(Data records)

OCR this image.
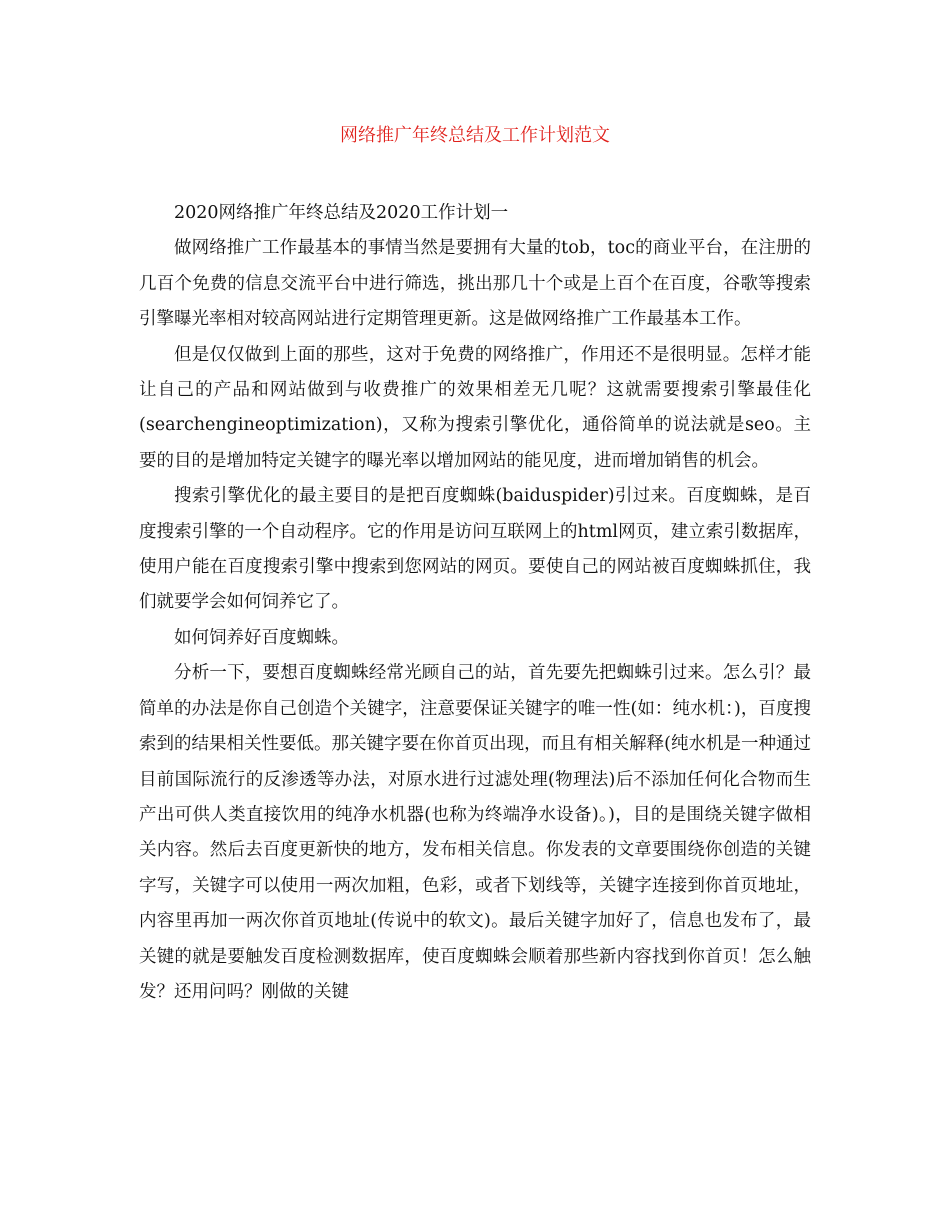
网络推广年终总结及工作计划范文

2020网络推广年终总结及2020工作计划一

做网络推广工作最基本的事情当然是要拥有大量的tob，toc的商业平台，在注册的几百个免费的信息交流平台中进行筛选，挑出那几十个或是上百个在百度，谷歌等搜索引擎曝光率相对较高网站进行定期管理更新。这是做网络推广工作最基本工作。

但是仅仅做到上面的那些，这对于免费的网络推广，作用还不是很明显。怎样才能让自己的产品和网站做到与收费推广的效果相差无几呢？这就需要搜索引擎最佳化(searchengineoptimization)，又称为搜索引擎优化，通俗简单的说法就是seo。主要的目的是增加特定关键字的曝光率以增加网站的能见度，进而增加销售的机会。

搜索引擎优化的最主要目的是把百度蜘蛛(baiduspider)引过来。百度蜘蛛，是百度搜索引擎的一个自动程序。它的作用是访问互联网上的html网页，建立索引数据库，使用户能在百度搜索引擎中搜索到您网站的网页。要使自己的网站被百度蜘蛛抓住，我们就要学会如何饲养它了。

如何饲养好百度蜘蛛。

分析一下，要想百度蜘蛛经常光顾自己的站，首先要先把蜘蛛引过来。怎么引？最简单的办法是你自己创造个关键字，注意要保证关键字的唯一性(如：纯水机：)，百度搜索到的结果相关性要低。那关键字要在你首页出现，而且有相关解释(纯水机是一种通过目前国际流行的反渗透等办法，对原水进行过滤处理(物理法)后不添加任何化合物而生产出可供人类直接饮用的纯净水机器(也称为终端净水设备)。)，目的是围绕关键字做相关内容。然后去百度更新快的地方，发布相关信息。你发表的文章要围绕你创造的关键字写，关键字可以使用一两次加粗，色彩，或者下划线等，关键字连接到你首页地址，内容里再加一两次你首页地址(传说中的软文)。最后关键字加好了，信息也发布了，最关键的就是要触发百度检测数据库，使百度蜘蛛会顺着那些新内容找到你首页！怎么触发？还用问吗？刚做的关键
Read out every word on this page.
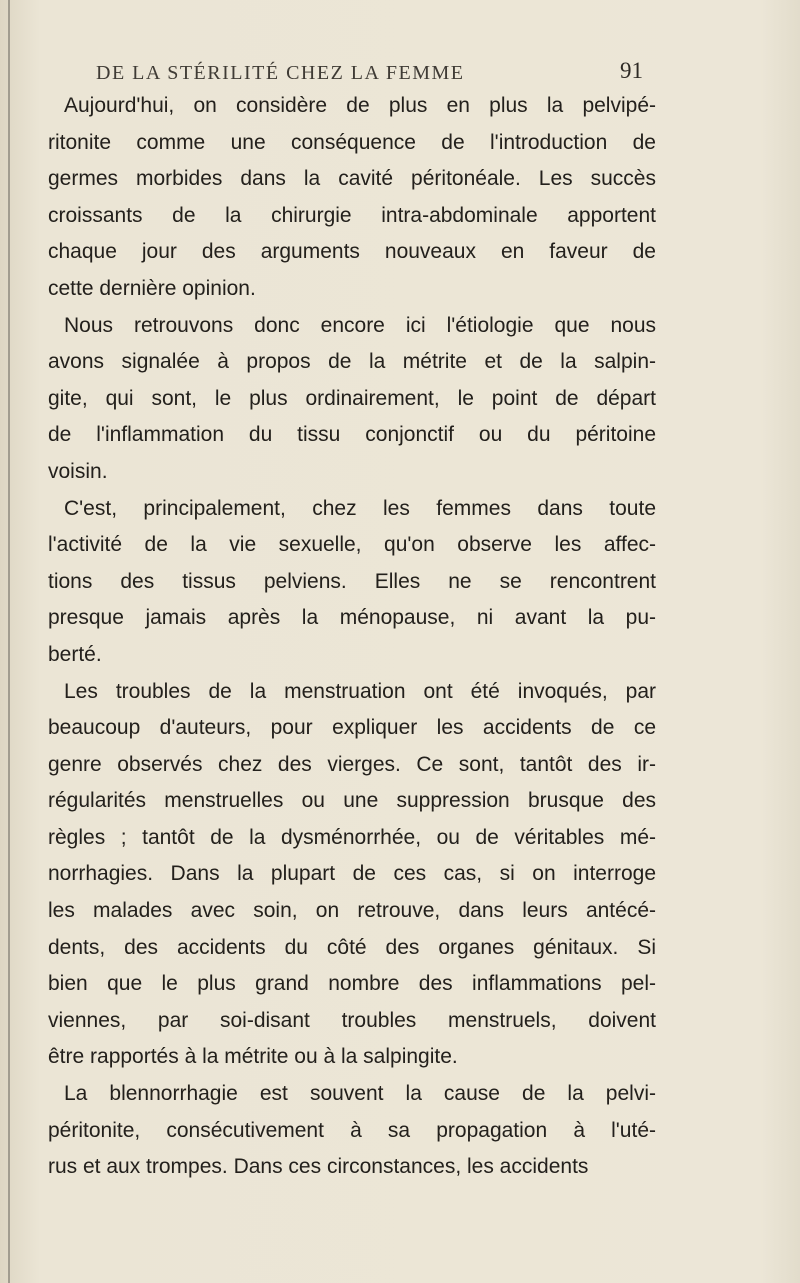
DE LA STÉRILITÉ CHEZ LA FEMME	91
Aujourd'hui, on considère de plus en plus la pelvipé-
ritonite comme une conséquence de l'introduction de
germes morbides dans la cavité péritonéale. Les succès
croissants de la chirurgie intra-abdominale apportent
chaque jour des arguments nouveaux en faveur de
cette dernière opinion.
Nous retrouvons donc encore ici l'étiologie que nous
avons signalée à propos de la métrite et de la salpin-
gite, qui sont, le plus ordinairement, le point de départ
de l'inflammation du tissu conjonctif ou du péritoine
voisin.
C'est, principalement, chez les femmes dans toute
l'activité de la vie sexuelle, qu'on observe les affec-
tions des tissus pelviens. Elles ne se rencontrent
presque jamais après la ménopause, ni avant la pu-
berté.
Les troubles de la menstruation ont été invoqués, par
beaucoup d'auteurs, pour expliquer les accidents de ce
genre observés chez des vierges. Ce sont, tantôt des ir-
régularités menstruelles ou une suppression brusque des
règles ; tantôt de la dysménorrhée, ou de véritables mé-
norrhagies. Dans la plupart de ces cas, si on interroge
les malades avec soin, on retrouve, dans leurs antécé-
dents, des accidents du côté des organes génitaux. Si
bien que le plus grand nombre des inflammations pel-
viennes, par soi-disant troubles menstruels, doivent
être rapportés à la métrite ou à la salpingite.
La blennorrhagie est souvent la cause de la pelvi-
péritonite, consécutivement à sa propagation à l'uté-
rus et aux trompes. Dans ces circonstances, les accidents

GIVEN TASK » Write the records out again in full, exactly, and skip every picture.

SOLVED EXERCISE »
OCR this image.
网络推广年终总结及工作计划范文

2020网络推广年终总结及2020工作计划一

做网络推广工作最基本的事情当然是要拥有大量的tob，toc的商业平台，在注册的几百个免费的信息交流平台中进行筛选，挑出那几十个或是上百个在百度，谷歌等搜索引擎曝光率相对较高网站进行定期管理更新。这是做网络推广工作最基本工作。

但是仅仅做到上面的那些，这对于免费的网络推广，作用还不是很明显。怎样才能让自己的产品和网站做到与收费推广的效果相差无几呢？这就需要搜索引擎最佳化(searchengineoptimization)，又称为搜索引擎优化，通俗简单的说法就是seo。主要的目的是增加特定关键字的曝光率以增加网站的能见度，进而增加销售的机会。

搜索引擎优化的最主要目的是把百度蜘蛛(baiduspider)引过来。百度蜘蛛，是百度搜索引擎的一个自动程序。它的作用是访问互联网上的html网页，建立索引数据库，使用户能在百度搜索引擎中搜索到您网站的网页。要使自己的网站被百度蜘蛛抓住，我们就要学会如何饲养它了。

如何饲养好百度蜘蛛。

分析一下，要想百度蜘蛛经常光顾自己的站，首先要先把蜘蛛引过来。怎么引？最简单的办法是你自己创造个关键字，注意要保证关键字的唯一性(如：纯水机：)，百度搜索到的结果相关性要低。那关键字要在你首页出现，而且有相关解释(纯水机是一种通过目前国际流行的反渗透等办法，对原水进行过滤处理(物理法)后不添加任何化合物而生产出可供人类直接饮用的纯净水机器(也称为终端净水设备)。)，目的是围绕关键字做相关内容。然后去百度更新快的地方，发布相关信息。你发表的文章要围绕你创造的关键字写，关键字可以使用一两次加粗，色彩，或者下划线等，关键字连接到你首页地址，内容里再加一两次你首页地址(传说中的软文)。最后关键字加好了，信息也发布了，最关键的就是要触发百度检测数据库，使百度蜘蛛会顺着那些新内容找到你首页！怎么触发？还用问吗？刚做的关键
Read out every word on this page.
DE LA STÉRILITÉ CHEZ LA FEMME	91
Aujourd'hui, on considère de plus en plus la pelvipé-
ritonite comme une conséquence de l'introduction de
germes morbides dans la cavité péritonéale. Les succès
croissants de la chirurgie intra-abdominale apportent
chaque jour des arguments nouveaux en faveur de
cette dernière opinion.
Nous retrouvons donc encore ici l'étiologie que nous
avons signalée à propos de la métrite et de la salpin-
gite, qui sont, le plus ordinairement, le point de départ
de l'inflammation du tissu conjonctif ou du péritoine
voisin.
C'est, principalement, chez les femmes dans toute
l'activité de la vie sexuelle, qu'on observe les affec-
tions des tissus pelviens. Elles ne se rencontrent
presque jamais après la ménopause, ni avant la pu-
berté.
Les troubles de la menstruation ont été invoqués, par
beaucoup d'auteurs, pour expliquer les accidents de ce
genre observés chez des vierges. Ce sont, tantôt des ir-
régularités menstruelles ou une suppression brusque des
règles ; tantôt de la dysménorrhée, ou de véritables mé-
norrhagies. Dans la plupart de ces cas, si on interroge
les malades avec soin, on retrouve, dans leurs antécé-
dents, des accidents du côté des organes génitaux. Si
bien que le plus grand nombre des inflammations pel-
viennes, par soi-disant troubles menstruels, doivent
être rapportés à la métrite ou à la salpingite.
La blennorrhagie est souvent la cause de la pelvi-
péritonite, consécutivement à sa propagation à l'uté-
rus et aux trompes. Dans ces circonstances, les accidents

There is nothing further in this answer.